=== PAGE TEXT ===
--- START ---
They also have improved EMC requirements to accommodate the harsh RF environment of a motor vehicle. These characteristics combined with the IEEE 802.1 TSN protocols, create a cost competitive solution that is reliable, high bandwidth, and multi-vendor interoperable, allowing for greater network flexibility and scaling, while lowering complexity and cost.


Advantages of MIPI and Its Automotive Use Case

While Ethernet is getting a lot of attention from the automotive industry, it’s not the only technology that’s been recently integrated in the car. Over the last 15 years, the MIPI Alliance has been creating standards specifically for mobile applications, particularly the data interfaces between processors, memory, and displays. The protocols within the MIPI standards are designed for high bandwidth (up to 12 Gbaud) over very short distances (approximately one meter).

While intended for mobile applications, other industries have found an interest in the unique feature set of MIPI PHYs, including the automotive space. Driver assisted vehicle features typically require several sensors located all around the car and these features use video from cameras to determine lane position, foreign object location, etc.

Whatever the application, it is vital that the video feed be the highest resolution possible to accurately detect other vehicles or pedestrians. High resolution requires high bandwidth, especially when dealing with uncompressed video feeds. Since MIPI was designed for high bandwidth video use cases it’s easy to see why automotive OEMs are adopting it into their network architectures.

In 2017, the MIPI Alliance chartered the formation of the Automotive Birds of a Feather Group to investigate future MIPI applications in vehicular networks. Since then the group has become an official MIPI Alliance working group (WG). The Automotive WG is quite young so it’s unclear exactly what deliverables they will create, but it is expected to continue the pursuit of high bandwidth, asymmetric networks with a focus on video or display applications.


How Automotive Ethernet and MIPI are Being Implemented

Ethernet and MIPI are both attractive solutions with different sets of benefits, and therefore are being considered for different use cases within the car’s network architecture. Many of the sensors needed for self-driving applications include some form of high-resolution video recording and analysis. Some cameras have native Ethernet integration, but with MIPI’s focus on short distance video delivery it’s a potential choice for sensors with proximally located processors.

A gateway electronic control unit (ECU) can then be used to connect that processed information to the primary backbone network. Automotive Ethernet is then used as that robust backbone for the entire network within the car as IEEE 802.1 switching specifications make it simple to implement switches within the car to scale the network as necessary without significantly increasing the amount of cabling needed.



Vehicular networks have evolved in the last 10 years with automotive Ethernet and MIPI standing out as the two emerging technologies providing the high bandwidth/low latency advancements needed to implement self-driving features. By replacing the assortment of various networks and technologies with a succinct and overarching Ethernet backbone, Automotive network architects have improved design flexibility while reducing system costs. 

MIPI offers a high bandwidth, asymmetric connection to vehicle sensors allowing for more uncompressed high-resolution video streams in driver assist applications. Both technologies offer unique features, cost competitive architectures, and interoperable specifications to support the growing Automotive community.


About the author

Curtis Donahue is the Senior Manager of Ethernet Technologies and manages the Automotive Ethernet Test Group at the University of New Hampshire InterOperability Laboratory (UNH-IOL). His main focus has been the development of test setups for physical layer conformance testing, and their respective test procedures, for High Speed Ethernet and Automotive Ethernet applications. Curtis holds a Bachelor of Science in Electrical Engineering from the University of New Hampshire (UNH), Durham and is currently pursuing his Masters in Electrical Engineering at UNH.
--- END ---
=== DATA LISTING ===
--- START ---
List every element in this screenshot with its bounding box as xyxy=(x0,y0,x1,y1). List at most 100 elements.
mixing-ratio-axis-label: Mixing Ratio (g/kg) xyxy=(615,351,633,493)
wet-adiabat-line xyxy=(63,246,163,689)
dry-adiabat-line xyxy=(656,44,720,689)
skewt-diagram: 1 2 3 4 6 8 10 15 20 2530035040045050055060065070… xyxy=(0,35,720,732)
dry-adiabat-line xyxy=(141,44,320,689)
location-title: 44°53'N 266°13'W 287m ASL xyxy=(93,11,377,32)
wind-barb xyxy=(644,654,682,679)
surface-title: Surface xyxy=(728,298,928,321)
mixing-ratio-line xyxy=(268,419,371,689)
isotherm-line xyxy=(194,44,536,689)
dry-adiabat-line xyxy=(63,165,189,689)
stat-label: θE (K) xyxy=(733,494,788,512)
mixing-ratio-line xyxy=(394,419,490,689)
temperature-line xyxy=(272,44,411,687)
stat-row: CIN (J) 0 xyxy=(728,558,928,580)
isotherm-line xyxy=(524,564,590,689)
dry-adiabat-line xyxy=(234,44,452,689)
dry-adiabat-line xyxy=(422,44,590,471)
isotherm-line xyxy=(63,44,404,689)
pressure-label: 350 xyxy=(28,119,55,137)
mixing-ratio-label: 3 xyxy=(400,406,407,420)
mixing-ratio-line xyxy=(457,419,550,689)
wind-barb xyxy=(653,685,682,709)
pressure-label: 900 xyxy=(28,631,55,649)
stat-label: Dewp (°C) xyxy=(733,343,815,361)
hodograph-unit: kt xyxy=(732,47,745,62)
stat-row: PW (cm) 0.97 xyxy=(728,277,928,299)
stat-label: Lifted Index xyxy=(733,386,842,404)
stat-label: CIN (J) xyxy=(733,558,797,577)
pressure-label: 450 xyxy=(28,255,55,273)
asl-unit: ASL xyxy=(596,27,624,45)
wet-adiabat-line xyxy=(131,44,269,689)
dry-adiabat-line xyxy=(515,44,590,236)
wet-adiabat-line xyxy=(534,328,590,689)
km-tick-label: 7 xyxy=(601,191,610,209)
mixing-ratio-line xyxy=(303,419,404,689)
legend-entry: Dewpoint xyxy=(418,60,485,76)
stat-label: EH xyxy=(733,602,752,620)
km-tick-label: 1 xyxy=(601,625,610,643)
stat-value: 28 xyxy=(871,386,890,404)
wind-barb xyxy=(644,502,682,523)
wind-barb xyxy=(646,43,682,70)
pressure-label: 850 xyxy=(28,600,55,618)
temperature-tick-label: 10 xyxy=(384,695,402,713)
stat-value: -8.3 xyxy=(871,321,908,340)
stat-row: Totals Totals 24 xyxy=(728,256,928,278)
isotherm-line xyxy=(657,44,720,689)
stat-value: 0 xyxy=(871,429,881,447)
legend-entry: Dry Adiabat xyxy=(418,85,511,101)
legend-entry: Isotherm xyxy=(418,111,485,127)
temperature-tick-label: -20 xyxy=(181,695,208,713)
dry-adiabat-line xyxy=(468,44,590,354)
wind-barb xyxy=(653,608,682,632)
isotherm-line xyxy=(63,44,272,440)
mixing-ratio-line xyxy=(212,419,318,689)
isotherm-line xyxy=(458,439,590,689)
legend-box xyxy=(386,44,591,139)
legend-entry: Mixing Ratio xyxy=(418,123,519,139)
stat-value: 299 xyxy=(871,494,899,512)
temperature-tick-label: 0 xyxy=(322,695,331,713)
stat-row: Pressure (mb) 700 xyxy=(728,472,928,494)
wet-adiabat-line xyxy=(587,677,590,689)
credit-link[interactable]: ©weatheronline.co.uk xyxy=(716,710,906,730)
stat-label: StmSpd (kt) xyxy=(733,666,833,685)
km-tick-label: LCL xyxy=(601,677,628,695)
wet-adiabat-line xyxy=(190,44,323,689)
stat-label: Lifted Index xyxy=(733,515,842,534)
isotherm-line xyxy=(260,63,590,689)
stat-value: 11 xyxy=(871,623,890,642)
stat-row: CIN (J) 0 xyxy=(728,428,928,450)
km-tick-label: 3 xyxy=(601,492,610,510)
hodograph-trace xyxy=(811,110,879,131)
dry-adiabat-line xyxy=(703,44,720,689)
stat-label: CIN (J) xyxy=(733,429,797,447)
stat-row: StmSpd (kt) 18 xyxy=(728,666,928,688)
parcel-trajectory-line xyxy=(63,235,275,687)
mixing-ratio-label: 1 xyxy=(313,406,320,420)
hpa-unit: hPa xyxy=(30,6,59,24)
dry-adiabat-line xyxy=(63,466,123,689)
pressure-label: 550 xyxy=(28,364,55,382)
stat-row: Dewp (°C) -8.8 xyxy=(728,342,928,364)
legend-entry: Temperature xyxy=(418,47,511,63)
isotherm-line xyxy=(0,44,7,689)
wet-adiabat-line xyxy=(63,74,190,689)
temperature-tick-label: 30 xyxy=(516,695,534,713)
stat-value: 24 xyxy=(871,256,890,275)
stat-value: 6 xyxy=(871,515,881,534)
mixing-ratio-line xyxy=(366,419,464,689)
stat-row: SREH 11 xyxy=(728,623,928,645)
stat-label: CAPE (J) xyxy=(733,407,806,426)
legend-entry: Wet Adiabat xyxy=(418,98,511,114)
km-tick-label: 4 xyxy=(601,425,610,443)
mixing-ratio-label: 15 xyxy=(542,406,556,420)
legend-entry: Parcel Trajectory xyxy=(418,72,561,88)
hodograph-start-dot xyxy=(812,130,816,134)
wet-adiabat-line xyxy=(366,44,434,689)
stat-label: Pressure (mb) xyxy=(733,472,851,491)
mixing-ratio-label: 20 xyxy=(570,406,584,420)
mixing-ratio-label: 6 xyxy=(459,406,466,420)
--- END ---
=== WHAT TO PRODUCE ===
From the article on automotive Ethernet and MIPI, repeat word for word the passage starting with "Whatever the application, it" and going on through "or display applications.".

=== ANSWER BOX ===
Whatever the application, it is vital that the video feed be the highest resolution possible to accurately detect other vehicles or pedestrians. High resolution requires high bandwidth, especially when dealing with uncompressed video feeds. Since MIPI was designed for high bandwidth video use cases it’s easy to see why automotive OEMs are adopting it into their network architectures.

In 2017, the MIPI Alliance chartered the formation of the Automotive Birds of a Feather Group to investigate future MIPI applications in vehicular networks. Since then the group has become an official MIPI Alliance working group (WG). The Automotive WG is quite young so it’s unclear exactly what deliverables they will create, but it is expected to continue the pursuit of high bandwidth, asymmetric networks with a focus on video or display applications.